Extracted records
.....
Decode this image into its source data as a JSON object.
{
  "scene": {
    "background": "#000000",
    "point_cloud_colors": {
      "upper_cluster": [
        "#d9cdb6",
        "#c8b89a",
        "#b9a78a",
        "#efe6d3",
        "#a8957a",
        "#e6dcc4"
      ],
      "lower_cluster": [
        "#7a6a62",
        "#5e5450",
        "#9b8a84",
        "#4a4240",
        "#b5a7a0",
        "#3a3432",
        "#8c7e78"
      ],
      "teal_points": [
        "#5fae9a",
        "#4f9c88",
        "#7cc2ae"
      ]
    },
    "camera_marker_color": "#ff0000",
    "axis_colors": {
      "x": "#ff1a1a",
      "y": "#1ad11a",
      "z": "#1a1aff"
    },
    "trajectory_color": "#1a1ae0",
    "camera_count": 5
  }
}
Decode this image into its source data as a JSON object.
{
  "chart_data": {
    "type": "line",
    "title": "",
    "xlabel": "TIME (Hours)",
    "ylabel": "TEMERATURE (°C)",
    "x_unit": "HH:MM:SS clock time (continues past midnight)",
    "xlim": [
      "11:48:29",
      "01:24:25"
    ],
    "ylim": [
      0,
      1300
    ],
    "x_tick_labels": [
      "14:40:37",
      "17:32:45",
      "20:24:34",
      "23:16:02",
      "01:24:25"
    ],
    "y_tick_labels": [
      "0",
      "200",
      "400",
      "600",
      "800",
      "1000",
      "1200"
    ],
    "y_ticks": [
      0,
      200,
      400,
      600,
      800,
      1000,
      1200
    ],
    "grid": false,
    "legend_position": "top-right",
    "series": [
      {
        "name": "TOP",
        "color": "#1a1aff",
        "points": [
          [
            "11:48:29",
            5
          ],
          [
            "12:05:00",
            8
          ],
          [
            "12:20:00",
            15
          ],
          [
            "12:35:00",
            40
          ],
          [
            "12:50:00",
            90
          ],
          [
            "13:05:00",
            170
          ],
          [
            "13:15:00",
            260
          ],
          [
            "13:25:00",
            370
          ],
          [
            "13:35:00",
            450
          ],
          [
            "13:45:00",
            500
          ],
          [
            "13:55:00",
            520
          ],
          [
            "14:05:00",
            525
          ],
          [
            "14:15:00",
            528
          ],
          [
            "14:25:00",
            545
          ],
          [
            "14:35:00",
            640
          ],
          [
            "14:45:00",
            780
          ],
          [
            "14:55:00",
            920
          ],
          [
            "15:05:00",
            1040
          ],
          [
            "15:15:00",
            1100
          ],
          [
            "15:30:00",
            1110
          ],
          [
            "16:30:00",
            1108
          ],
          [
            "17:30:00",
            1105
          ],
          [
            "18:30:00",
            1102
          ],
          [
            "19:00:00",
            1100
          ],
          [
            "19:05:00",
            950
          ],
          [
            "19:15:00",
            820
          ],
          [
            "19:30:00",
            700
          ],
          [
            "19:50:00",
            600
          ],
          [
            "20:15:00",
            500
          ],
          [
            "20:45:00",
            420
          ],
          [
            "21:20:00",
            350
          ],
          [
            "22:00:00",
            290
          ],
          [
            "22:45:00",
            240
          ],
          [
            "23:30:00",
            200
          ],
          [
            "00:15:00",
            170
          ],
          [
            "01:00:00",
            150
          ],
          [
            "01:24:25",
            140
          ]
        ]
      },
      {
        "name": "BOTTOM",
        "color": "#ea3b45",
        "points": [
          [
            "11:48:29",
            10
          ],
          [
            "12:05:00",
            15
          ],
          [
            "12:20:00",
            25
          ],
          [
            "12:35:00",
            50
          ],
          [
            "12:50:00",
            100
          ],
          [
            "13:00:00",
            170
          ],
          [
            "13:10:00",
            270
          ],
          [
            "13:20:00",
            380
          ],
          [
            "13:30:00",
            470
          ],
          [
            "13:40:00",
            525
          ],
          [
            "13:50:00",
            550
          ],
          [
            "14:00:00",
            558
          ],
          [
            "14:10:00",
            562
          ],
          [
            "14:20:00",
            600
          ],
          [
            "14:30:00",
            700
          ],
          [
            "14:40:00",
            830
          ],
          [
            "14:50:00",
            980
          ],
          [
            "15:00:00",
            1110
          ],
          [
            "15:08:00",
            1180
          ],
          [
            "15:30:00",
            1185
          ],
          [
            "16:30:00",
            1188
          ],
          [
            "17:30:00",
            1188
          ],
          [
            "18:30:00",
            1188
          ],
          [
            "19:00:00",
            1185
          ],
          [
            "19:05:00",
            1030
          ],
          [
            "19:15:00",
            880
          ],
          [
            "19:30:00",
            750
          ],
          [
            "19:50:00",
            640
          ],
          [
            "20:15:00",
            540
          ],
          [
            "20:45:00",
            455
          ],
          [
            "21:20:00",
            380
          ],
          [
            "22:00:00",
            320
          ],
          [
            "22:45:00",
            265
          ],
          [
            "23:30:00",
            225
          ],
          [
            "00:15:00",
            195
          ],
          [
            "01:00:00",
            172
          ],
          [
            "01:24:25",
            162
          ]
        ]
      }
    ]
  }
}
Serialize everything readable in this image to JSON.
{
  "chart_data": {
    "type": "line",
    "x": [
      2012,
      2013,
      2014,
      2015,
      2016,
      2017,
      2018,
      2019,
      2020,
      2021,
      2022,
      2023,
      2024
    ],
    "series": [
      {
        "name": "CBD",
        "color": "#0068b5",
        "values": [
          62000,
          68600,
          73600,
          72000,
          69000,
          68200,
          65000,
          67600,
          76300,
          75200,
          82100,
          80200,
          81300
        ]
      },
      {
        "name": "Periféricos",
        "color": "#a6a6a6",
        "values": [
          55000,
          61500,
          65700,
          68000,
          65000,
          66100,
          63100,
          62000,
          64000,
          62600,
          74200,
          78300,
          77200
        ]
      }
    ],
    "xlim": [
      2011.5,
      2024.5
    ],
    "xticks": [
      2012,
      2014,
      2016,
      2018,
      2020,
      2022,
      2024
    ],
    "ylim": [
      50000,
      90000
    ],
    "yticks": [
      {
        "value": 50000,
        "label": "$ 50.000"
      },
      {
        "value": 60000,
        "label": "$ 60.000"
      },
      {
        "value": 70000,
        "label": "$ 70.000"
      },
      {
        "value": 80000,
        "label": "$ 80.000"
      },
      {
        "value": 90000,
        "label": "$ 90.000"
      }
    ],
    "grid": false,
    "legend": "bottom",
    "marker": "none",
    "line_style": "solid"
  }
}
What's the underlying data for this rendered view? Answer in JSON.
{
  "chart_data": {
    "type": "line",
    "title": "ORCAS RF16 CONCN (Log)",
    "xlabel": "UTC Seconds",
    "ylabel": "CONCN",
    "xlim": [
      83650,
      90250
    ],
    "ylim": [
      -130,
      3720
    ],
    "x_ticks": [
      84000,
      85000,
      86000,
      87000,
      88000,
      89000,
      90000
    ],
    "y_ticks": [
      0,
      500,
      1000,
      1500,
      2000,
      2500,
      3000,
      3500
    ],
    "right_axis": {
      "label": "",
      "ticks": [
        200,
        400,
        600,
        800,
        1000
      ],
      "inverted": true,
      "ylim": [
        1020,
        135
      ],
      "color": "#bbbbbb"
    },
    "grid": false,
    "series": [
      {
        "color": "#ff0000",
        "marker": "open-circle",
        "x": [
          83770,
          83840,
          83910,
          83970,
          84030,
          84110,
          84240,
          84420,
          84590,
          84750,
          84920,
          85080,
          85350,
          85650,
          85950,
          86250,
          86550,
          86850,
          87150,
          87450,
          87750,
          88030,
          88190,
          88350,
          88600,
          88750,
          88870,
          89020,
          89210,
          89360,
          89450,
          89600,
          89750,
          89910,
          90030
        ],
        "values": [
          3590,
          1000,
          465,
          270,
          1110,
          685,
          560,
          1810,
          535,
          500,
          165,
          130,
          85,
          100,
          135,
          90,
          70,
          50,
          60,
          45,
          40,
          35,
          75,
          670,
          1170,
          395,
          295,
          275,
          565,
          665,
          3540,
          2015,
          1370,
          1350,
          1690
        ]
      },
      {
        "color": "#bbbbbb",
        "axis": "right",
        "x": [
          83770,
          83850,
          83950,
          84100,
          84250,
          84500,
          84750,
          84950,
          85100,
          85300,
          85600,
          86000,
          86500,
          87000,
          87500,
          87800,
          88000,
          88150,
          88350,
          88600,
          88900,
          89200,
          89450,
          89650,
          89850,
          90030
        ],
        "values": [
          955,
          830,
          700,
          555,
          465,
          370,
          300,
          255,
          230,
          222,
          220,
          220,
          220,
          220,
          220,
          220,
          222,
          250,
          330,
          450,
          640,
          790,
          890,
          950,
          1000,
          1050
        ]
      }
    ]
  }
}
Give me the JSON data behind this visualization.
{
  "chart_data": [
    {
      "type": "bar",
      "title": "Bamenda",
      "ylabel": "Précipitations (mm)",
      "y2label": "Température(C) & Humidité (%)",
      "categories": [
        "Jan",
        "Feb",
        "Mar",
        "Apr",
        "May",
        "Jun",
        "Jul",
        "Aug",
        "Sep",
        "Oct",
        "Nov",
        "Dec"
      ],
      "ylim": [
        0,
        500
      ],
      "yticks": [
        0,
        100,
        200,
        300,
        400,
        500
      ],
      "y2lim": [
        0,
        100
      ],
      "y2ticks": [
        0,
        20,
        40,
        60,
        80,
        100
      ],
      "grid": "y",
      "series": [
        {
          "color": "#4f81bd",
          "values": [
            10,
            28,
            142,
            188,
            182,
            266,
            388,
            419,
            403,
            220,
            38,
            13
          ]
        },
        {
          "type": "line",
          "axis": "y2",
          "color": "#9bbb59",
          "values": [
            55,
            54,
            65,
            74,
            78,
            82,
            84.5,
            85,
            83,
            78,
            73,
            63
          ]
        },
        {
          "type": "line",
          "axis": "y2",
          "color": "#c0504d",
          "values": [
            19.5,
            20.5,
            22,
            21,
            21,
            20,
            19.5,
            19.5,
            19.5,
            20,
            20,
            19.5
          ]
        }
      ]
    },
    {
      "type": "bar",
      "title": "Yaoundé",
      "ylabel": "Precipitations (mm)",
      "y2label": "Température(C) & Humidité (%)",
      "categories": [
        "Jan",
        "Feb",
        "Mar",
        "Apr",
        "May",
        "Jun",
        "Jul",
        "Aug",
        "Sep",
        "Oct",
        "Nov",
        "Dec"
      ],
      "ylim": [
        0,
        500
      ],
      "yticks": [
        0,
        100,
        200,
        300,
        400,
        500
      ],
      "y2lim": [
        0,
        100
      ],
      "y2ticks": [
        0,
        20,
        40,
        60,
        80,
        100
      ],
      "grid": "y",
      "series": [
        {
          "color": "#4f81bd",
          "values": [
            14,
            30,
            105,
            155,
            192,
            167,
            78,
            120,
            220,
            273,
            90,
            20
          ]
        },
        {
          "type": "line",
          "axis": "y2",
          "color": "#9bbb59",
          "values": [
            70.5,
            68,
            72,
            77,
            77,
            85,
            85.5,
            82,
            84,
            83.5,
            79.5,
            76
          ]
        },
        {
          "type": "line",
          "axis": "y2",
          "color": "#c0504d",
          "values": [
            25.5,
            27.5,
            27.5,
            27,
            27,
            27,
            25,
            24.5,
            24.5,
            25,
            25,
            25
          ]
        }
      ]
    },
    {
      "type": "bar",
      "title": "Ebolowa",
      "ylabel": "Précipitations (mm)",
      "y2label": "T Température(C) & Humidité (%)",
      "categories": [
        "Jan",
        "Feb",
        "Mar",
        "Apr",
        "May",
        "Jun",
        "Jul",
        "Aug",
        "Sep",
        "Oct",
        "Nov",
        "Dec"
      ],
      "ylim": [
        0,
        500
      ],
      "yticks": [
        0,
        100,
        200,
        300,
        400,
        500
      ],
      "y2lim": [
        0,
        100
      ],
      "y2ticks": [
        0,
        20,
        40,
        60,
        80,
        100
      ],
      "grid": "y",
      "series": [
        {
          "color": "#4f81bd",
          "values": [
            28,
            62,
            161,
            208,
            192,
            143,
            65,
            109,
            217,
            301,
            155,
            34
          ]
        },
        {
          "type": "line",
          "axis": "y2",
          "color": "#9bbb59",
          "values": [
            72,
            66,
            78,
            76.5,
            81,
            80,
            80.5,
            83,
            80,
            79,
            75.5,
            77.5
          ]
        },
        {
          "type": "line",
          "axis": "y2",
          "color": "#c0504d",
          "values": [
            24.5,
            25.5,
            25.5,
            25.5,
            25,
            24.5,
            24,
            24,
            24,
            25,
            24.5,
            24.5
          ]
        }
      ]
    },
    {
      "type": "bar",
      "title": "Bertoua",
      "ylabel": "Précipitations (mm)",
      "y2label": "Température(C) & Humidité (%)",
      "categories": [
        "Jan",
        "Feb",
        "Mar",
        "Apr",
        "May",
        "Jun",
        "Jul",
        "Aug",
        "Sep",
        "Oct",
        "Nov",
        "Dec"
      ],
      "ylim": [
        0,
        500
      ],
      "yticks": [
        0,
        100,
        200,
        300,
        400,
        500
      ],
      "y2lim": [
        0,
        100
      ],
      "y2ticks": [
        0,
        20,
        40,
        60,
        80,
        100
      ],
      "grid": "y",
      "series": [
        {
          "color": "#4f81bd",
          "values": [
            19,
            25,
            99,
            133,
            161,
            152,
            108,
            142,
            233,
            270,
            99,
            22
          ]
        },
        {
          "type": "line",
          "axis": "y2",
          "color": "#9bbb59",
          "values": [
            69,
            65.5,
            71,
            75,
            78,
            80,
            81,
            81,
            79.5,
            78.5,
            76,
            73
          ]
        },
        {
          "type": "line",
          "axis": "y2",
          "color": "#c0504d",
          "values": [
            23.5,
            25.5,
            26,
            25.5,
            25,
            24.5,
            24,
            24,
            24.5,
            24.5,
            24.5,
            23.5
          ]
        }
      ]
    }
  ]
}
.....
## Stated goal
Find each line with the string "title" and copy it out.

## The completed task
    "title": "",
    "title": "ORCAS RF16 CONCN (Log)",
      "title": "Bamenda",
      "title": "Yaoundé",
      "title": "Ebolowa",
      "title": "Bertoua",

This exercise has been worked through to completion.